= BRIEF =
Reading down the listing below, count the lines where the word "Participação" shows up, then give only that count.

= EXERCISE MATERIALS =
++++++++++

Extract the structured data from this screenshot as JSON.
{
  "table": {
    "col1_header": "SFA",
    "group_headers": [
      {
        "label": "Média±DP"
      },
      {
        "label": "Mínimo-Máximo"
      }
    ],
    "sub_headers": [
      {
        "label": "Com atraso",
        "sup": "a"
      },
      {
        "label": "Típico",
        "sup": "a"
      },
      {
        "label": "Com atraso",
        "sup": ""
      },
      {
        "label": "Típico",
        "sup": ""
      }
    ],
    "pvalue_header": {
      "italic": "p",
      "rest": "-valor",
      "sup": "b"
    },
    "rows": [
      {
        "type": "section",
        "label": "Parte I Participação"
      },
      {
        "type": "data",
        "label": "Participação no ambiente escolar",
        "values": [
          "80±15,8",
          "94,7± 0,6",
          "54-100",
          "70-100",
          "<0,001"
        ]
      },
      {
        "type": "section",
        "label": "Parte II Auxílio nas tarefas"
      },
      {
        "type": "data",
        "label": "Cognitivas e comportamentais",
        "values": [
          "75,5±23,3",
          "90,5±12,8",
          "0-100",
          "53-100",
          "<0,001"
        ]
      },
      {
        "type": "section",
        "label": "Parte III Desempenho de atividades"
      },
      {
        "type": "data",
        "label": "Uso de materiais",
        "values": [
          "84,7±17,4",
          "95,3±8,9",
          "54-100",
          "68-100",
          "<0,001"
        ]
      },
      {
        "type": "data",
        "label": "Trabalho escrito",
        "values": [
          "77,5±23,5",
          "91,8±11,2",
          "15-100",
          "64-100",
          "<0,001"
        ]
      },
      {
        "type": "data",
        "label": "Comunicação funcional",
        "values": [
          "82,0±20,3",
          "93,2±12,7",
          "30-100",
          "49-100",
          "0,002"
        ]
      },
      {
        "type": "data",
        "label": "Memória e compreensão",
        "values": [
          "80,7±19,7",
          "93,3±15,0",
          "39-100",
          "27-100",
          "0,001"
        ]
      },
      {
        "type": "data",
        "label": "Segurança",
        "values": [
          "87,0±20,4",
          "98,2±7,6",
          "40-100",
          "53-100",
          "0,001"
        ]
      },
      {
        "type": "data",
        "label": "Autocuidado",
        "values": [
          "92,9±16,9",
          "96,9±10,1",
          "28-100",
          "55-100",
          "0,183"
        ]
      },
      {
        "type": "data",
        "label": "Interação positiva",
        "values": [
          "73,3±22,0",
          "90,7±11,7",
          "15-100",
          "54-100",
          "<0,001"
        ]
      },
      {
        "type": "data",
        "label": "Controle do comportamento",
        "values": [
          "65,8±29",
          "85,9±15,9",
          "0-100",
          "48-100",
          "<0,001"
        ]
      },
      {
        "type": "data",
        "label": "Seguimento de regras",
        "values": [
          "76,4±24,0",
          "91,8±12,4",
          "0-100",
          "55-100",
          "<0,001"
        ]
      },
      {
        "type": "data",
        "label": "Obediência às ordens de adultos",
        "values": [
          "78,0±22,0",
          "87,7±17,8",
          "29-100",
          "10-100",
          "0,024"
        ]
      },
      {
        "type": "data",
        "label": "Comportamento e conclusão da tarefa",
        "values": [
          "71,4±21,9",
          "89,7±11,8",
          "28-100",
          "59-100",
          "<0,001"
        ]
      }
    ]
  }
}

++++++++++

= SOLUTION FOR THIS EXERCISE =
2